EXCERPT PROVIDED -
Like much of Pennsylvania from the northern fringe of
Philadelphia up to and past Allentown, the tale holds. I saw much the same in
the Tidewater and Hampton Roads parts of coastal Virginia in October.
I’m not picking on Macungie; hundreds of other
municipalities seem intent on growing into a look-a-like of the next town over
and the one just beyond that and so on.
Pennsylvania, like Vermont and other states, has a strong
land trust movement; non-profits that heroically save key natural areas. But
just as Stegner lamented the land grabbers, the loss of America’s Wild Nature lurches
on – pavers, graders, dozers, shovels, chainsaws and all the other assorted
tools of developers chopping up our natural heritage; wet weather barely
slowing the pace.
I wonder again, just as I have for decades, what the
salamanders, snakes, birds and the native plant friends think about it all as
humankind swoops in to convert more natural landscape into parking lots,
streets, and turf farms.

DATASET CONTENT -
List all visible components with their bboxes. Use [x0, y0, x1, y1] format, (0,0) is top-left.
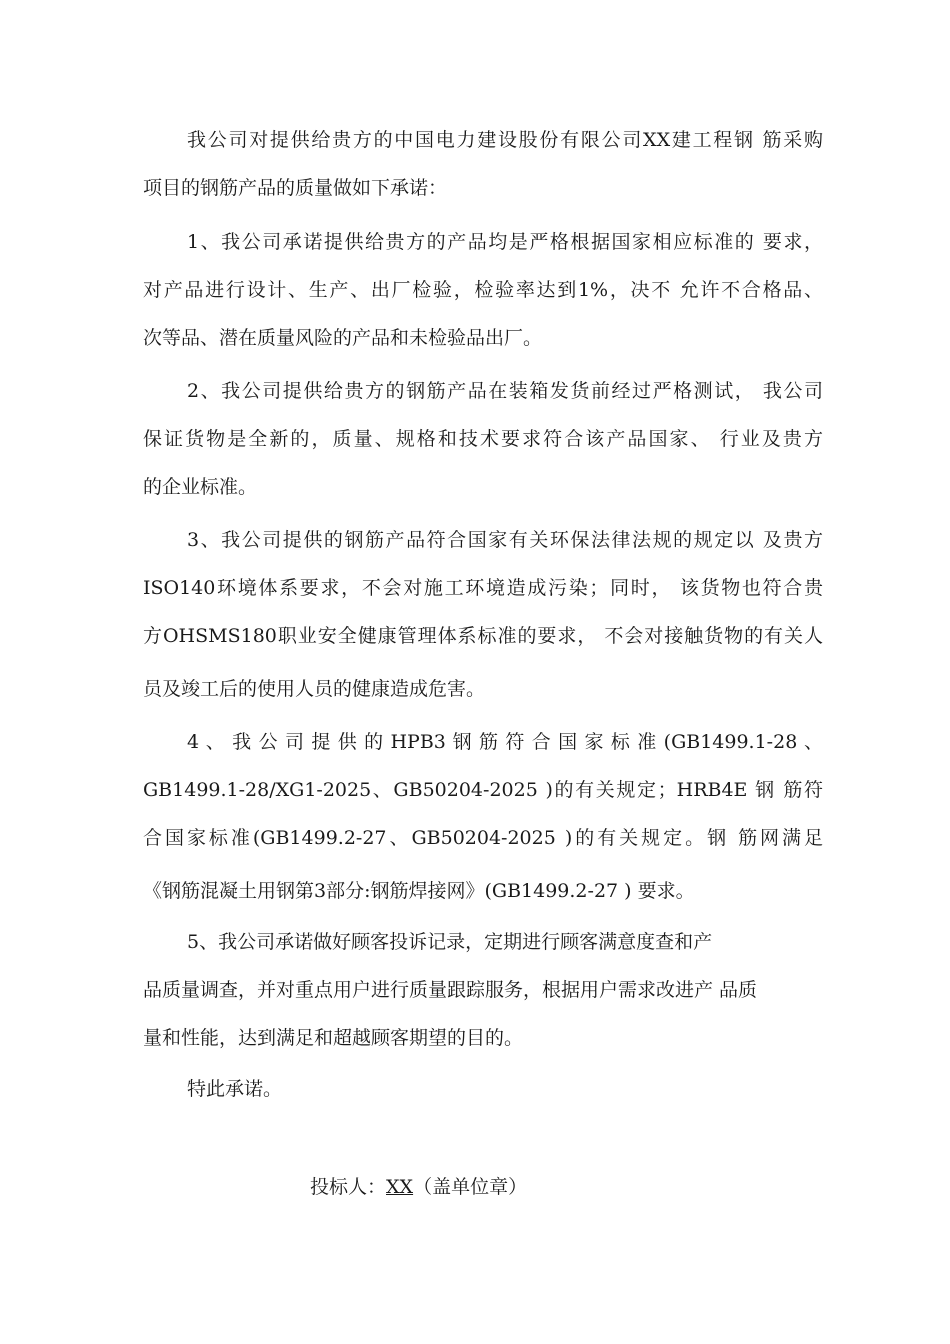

STATED GOAL A - According to the passage on disappearing natural land, where did the writer see much the same thing in October?
STATED GOAL B - Extend the passage on disappearing natural land, picking up after its final sentence.
The listing comes from a separate source.

EXPECTED OUTPUT A - In the Tidewater and Hampton Roads parts of coastal Virginia.

EXPECTED OUTPUT B -
From the Clemson University Cooperative
Extension comes this nice summation: “Every wildlife species requires a general
environment in which to live. To properly manage land for the benefit of
wildlife, landowners must be aware of those things in the environment that
wildlife need to survive and reproduce. The environment or natural home where a
wild animal lives is called its habitat.
“Just like humans, wild animals have
specific requirements that they get at home. Habitat for any wild animal must
provide: cover (shelter) from weather and predators; food and water for
nourishment; and space to obtain food, water, and to attract a mate.”
Us two-legged competitors get along
best in places with lots of green space, urban forests, unpolluted streams, and
the hundreds of native plant species that Wild Nature put there.
The reasons are many, but one thing is
for sure: This is not a good time to be logging trees and converting our
natural heritage to deserts of “development.”
Let’s save more of it before it really
is too late.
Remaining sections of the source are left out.